Without the pictures, write out all the lines below exactly as they appear.

═════ RAW DATA ═════

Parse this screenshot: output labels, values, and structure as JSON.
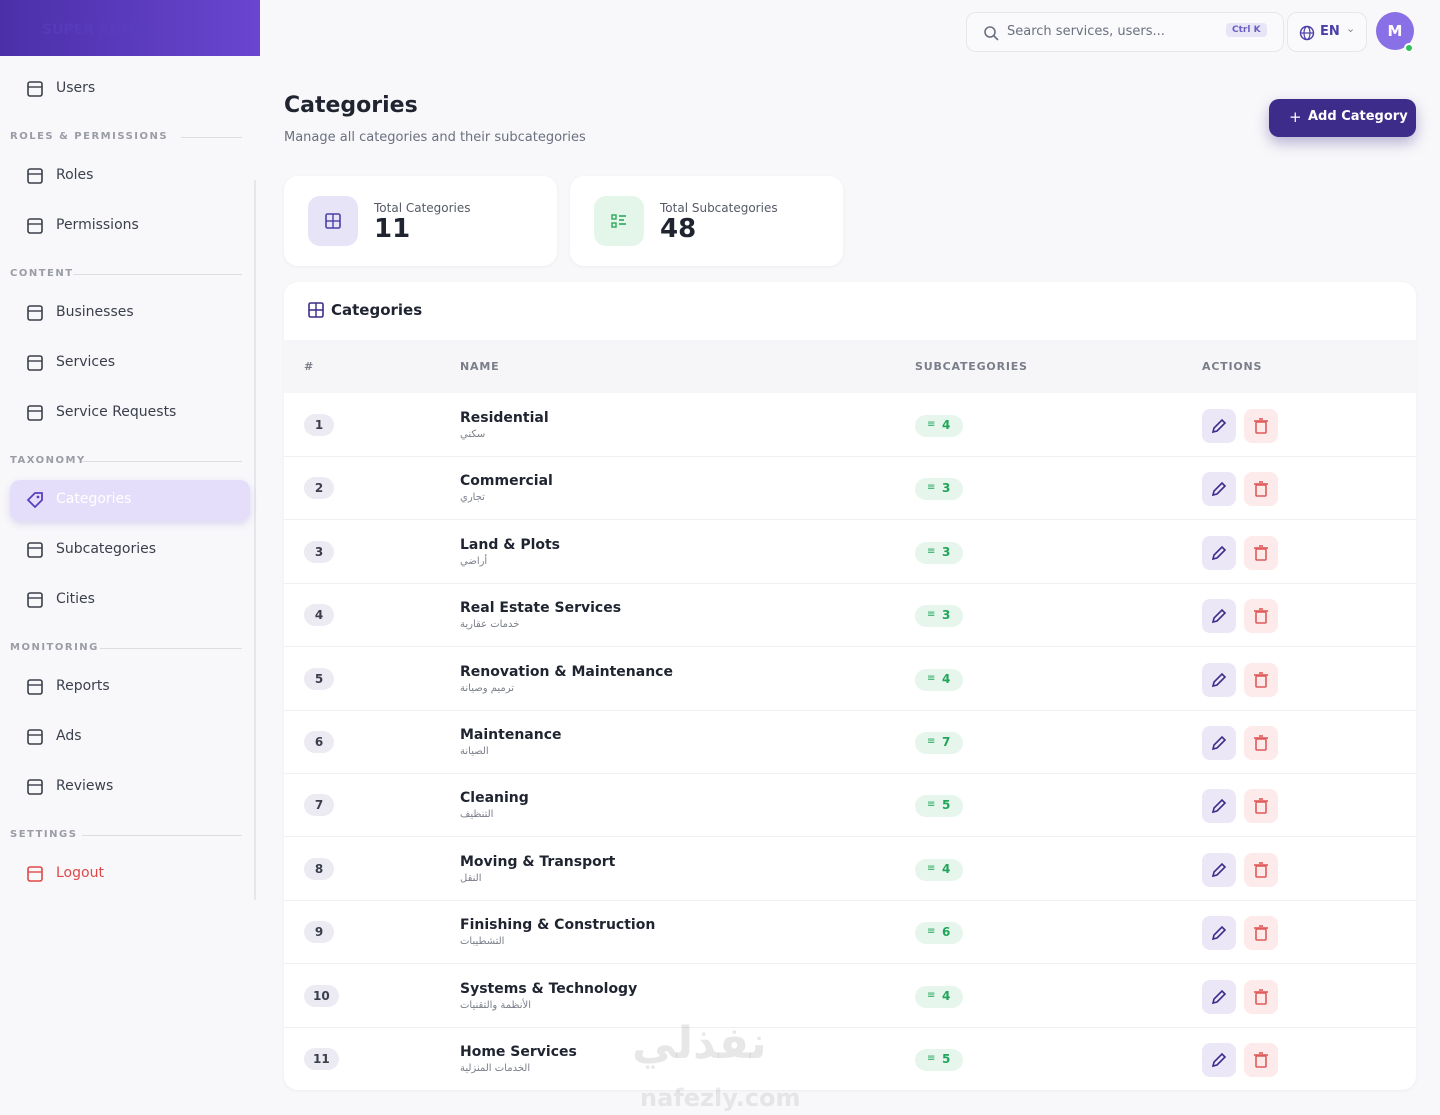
{
  "sidebar": {
    "brand": "SUPER ADMIN",
    "top_items": [
      {
        "label": "Users"
      }
    ],
    "sections": [
      {
        "label": "ROLES & PERMISSIONS",
        "items": [
          {
            "label": "Roles"
          },
          {
            "label": "Permissions"
          }
        ]
      },
      {
        "label": "CONTENT",
        "items": [
          {
            "label": "Businesses"
          },
          {
            "label": "Services"
          },
          {
            "label": "Service Requests"
          }
        ]
      },
      {
        "label": "TAXONOMY",
        "items": [
          {
            "label": "Categories",
            "state": "active"
          },
          {
            "label": "Subcategories"
          },
          {
            "label": "Cities"
          }
        ]
      },
      {
        "label": "MONITORING",
        "items": [
          {
            "label": "Reports"
          },
          {
            "label": "Ads"
          },
          {
            "label": "Reviews"
          }
        ]
      },
      {
        "label": "SETTINGS",
        "items": [
          {
            "label": "Logout",
            "tone": "danger"
          }
        ]
      }
    ]
  },
  "topbar": {
    "search_placeholder": "Search services, users...",
    "shortcut": "Ctrl K",
    "language": "EN",
    "avatar": "M"
  },
  "header": {
    "title": "Categories",
    "subtitle": "Manage all categories and their subcategories",
    "button": "Add Category"
  },
  "stats": [
    {
      "label": "Total Categories",
      "value": 11
    },
    {
      "label": "Total Subcategories",
      "value": 48
    }
  ],
  "table": {
    "title": "Categories",
    "columns": [
      "#",
      "NAME",
      "SUBCATEGORIES",
      "ACTIONS"
    ],
    "rows": [
      {
        "index": 1,
        "name": "Residential",
        "name_ar": "سكني",
        "subcategories": 4
      },
      {
        "index": 2,
        "name": "Commercial",
        "name_ar": "تجاري",
        "subcategories": 3
      },
      {
        "index": 3,
        "name": "Land & Plots",
        "name_ar": "أراضي",
        "subcategories": 3
      },
      {
        "index": 4,
        "name": "Real Estate Services",
        "name_ar": "خدمات عقارية",
        "subcategories": 3
      },
      {
        "index": 5,
        "name": "Renovation & Maintenance",
        "name_ar": "ترميم وصيانة",
        "subcategories": 4
      },
      {
        "index": 6,
        "name": "Maintenance",
        "name_ar": "الصيانة",
        "subcategories": 7
      },
      {
        "index": 7,
        "name": "Cleaning",
        "name_ar": "التنظيف",
        "subcategories": 5
      },
      {
        "index": 8,
        "name": "Moving & Transport",
        "name_ar": "النقل",
        "subcategories": 4
      },
      {
        "index": 9,
        "name": "Finishing & Construction",
        "name_ar": "التشطيبات",
        "subcategories": 6
      },
      {
        "index": 10,
        "name": "Systems & Technology",
        "name_ar": "الأنظمة والتقنيات",
        "subcategories": 4
      },
      {
        "index": 11,
        "name": "Home Services",
        "name_ar": "الخدمات المنزلية",
        "subcategories": 5
      }
    ]
  },
  "watermark": {
    "arabic": "نفذلي",
    "latin": "nafezly.com"
  }
}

═════

ANSWER:
Parse this screenshot: output labels, values, and structure as JSON.
{
  "sidebar": {
    "brand": "SUPER ADMIN",
    "top_items": [
      {
        "label": "Users"
      }
    ],
    "sections": [
      {
        "label": "ROLES & PERMISSIONS",
        "items": [
          {
            "label": "Roles"
          },
          {
            "label": "Permissions"
          }
        ]
      },
      {
        "label": "CONTENT",
        "items": [
          {
            "label": "Businesses"
          },
          {
            "label": "Services"
          },
          {
            "label": "Service Requests"
          }
        ]
      },
      {
        "label": "TAXONOMY",
        "items": [
          {
            "label": "Categories",
            "state": "active"
          },
          {
            "label": "Subcategories"
          },
          {
            "label": "Cities"
          }
        ]
      },
      {
        "label": "MONITORING",
        "items": [
          {
            "label": "Reports"
          },
          {
            "label": "Ads"
          },
          {
            "label": "Reviews"
          }
        ]
      },
      {
        "label": "SETTINGS",
        "items": [
          {
            "label": "Logout",
            "tone": "danger"
          }
        ]
      }
    ]
  },
  "topbar": {
    "search_placeholder": "Search services, users...",
    "shortcut": "Ctrl K",
    "language": "EN",
    "avatar": "M"
  },
  "header": {
    "title": "Categories",
    "subtitle": "Manage all categories and their subcategories",
    "button": "Add Category"
  },
  "stats": [
    {
      "label": "Total Categories",
      "value": 11
    },
    {
      "label": "Total Subcategories",
      "value": 48
    }
  ],
  "table": {
    "title": "Categories",
    "columns": [
      "#",
      "NAME",
      "SUBCATEGORIES",
      "ACTIONS"
    ],
    "rows": [
      {
        "index": 1,
        "name": "Residential",
        "name_ar": "سكني",
        "subcategories": 4
      },
      {
        "index": 2,
        "name": "Commercial",
        "name_ar": "تجاري",
        "subcategories": 3
      },
      {
        "index": 3,
        "name": "Land & Plots",
        "name_ar": "أراضي",
        "subcategories": 3
      },
      {
        "index": 4,
        "name": "Real Estate Services",
        "name_ar": "خدمات عقارية",
        "subcategories": 3
      },
      {
        "index": 5,
        "name": "Renovation & Maintenance",
        "name_ar": "ترميم وصيانة",
        "subcategories": 4
      },
      {
        "index": 6,
        "name": "Maintenance",
        "name_ar": "الصيانة",
        "subcategories": 7
      },
      {
        "index": 7,
        "name": "Cleaning",
        "name_ar": "التنظيف",
        "subcategories": 5
      },
      {
        "index": 8,
        "name": "Moving & Transport",
        "name_ar": "النقل",
        "subcategories": 4
      },
      {
        "index": 9,
        "name": "Finishing & Construction",
        "name_ar": "التشطيبات",
        "subcategories": 6
      },
      {
        "index": 10,
        "name": "Systems & Technology",
        "name_ar": "الأنظمة والتقنيات",
        "subcategories": 4
      },
      {
        "index": 11,
        "name": "Home Services",
        "name_ar": "الخدمات المنزلية",
        "subcategories": 5
      }
    ]
  },
  "watermark": {
    "arabic": "نفذلي",
    "latin": "nafezly.com"
  }
}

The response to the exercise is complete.